**Task brief**
How many lines in the items below contain the string "ISHEREMDFK"? Reply with the number alone.

** start Task data **

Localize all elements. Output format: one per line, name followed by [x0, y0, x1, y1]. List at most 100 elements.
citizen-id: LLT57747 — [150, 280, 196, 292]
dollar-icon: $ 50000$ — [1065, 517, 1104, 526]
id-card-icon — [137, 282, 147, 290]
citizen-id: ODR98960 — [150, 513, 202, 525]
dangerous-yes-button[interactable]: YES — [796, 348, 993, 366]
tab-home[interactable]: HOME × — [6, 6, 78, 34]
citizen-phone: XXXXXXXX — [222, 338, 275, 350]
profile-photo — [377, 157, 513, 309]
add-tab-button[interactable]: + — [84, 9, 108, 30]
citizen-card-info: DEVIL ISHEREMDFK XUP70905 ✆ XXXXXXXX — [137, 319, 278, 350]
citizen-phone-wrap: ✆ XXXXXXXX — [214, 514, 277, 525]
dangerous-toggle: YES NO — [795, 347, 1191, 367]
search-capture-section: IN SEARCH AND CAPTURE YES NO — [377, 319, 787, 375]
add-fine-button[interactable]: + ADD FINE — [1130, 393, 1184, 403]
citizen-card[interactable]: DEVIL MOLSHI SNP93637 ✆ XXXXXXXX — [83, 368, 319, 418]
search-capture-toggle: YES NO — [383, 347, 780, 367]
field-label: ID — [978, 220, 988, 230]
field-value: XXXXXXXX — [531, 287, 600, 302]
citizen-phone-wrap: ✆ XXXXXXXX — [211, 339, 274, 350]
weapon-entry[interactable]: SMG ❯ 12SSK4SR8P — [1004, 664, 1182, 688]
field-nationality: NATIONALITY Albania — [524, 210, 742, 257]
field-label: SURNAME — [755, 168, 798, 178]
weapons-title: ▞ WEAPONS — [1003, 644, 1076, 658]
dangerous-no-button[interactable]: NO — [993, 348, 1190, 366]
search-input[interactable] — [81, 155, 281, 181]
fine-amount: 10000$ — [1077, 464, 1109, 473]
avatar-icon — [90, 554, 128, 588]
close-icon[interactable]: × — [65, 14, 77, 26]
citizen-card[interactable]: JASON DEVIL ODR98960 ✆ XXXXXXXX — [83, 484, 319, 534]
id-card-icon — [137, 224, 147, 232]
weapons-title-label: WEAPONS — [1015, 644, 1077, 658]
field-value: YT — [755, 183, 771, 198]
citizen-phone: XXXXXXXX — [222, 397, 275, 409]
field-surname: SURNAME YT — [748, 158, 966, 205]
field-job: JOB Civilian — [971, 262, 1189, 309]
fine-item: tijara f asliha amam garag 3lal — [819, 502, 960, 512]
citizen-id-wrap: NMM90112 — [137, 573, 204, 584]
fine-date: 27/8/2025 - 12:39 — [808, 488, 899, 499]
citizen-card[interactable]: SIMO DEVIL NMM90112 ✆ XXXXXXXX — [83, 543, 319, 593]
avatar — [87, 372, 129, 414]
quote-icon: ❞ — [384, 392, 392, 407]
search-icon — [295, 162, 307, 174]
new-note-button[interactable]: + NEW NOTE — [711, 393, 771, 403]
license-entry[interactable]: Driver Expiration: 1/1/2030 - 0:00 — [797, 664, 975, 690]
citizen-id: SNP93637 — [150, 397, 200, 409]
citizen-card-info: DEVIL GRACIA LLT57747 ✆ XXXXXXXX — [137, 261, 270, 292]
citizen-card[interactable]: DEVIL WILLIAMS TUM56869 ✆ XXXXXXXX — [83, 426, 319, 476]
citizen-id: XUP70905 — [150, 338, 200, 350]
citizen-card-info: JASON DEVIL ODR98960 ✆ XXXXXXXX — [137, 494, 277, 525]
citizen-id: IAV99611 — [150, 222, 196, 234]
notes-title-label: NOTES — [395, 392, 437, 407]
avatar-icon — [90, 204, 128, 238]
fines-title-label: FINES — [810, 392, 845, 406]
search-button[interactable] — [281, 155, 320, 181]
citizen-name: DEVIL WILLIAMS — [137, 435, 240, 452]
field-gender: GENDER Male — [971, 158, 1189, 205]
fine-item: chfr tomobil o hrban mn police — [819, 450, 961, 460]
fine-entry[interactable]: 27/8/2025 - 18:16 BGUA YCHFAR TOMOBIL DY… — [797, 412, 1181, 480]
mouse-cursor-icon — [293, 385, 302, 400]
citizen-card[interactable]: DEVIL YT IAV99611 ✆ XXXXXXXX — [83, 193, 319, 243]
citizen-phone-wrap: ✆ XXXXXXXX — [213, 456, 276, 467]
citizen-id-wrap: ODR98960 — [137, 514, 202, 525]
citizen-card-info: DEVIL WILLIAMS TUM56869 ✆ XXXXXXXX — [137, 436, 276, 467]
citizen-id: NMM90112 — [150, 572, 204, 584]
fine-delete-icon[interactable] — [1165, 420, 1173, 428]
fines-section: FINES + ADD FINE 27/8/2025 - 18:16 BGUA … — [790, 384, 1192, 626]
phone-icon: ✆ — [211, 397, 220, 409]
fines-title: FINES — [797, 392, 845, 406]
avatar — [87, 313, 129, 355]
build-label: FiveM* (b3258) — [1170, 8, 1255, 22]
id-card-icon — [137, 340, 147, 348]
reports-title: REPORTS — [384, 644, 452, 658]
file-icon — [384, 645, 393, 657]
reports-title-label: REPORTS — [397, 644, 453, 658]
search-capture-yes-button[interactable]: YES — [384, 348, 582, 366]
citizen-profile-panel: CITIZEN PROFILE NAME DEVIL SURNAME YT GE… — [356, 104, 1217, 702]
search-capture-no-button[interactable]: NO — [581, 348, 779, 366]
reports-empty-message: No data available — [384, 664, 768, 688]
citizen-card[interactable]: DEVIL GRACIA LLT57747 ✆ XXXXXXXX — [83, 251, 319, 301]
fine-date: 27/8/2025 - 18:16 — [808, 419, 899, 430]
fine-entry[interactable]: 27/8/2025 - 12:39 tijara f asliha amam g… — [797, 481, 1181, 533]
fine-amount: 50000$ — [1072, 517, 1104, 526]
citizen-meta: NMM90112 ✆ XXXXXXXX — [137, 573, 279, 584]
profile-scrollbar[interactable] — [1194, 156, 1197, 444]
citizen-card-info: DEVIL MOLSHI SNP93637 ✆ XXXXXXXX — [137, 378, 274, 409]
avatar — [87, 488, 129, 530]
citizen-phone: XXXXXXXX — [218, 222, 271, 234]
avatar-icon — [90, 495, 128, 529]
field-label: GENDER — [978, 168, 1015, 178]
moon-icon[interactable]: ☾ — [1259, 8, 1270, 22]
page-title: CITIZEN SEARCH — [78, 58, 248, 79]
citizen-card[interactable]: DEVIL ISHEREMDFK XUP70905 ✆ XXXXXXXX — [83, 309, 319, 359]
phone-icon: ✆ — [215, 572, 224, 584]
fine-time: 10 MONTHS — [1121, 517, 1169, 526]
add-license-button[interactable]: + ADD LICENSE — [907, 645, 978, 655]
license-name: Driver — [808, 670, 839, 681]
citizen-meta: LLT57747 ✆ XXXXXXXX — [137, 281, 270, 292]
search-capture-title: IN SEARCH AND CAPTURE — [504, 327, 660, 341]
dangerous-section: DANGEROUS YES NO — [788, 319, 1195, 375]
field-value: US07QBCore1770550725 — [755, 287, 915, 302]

** end Task data **

**Solution to this task**
2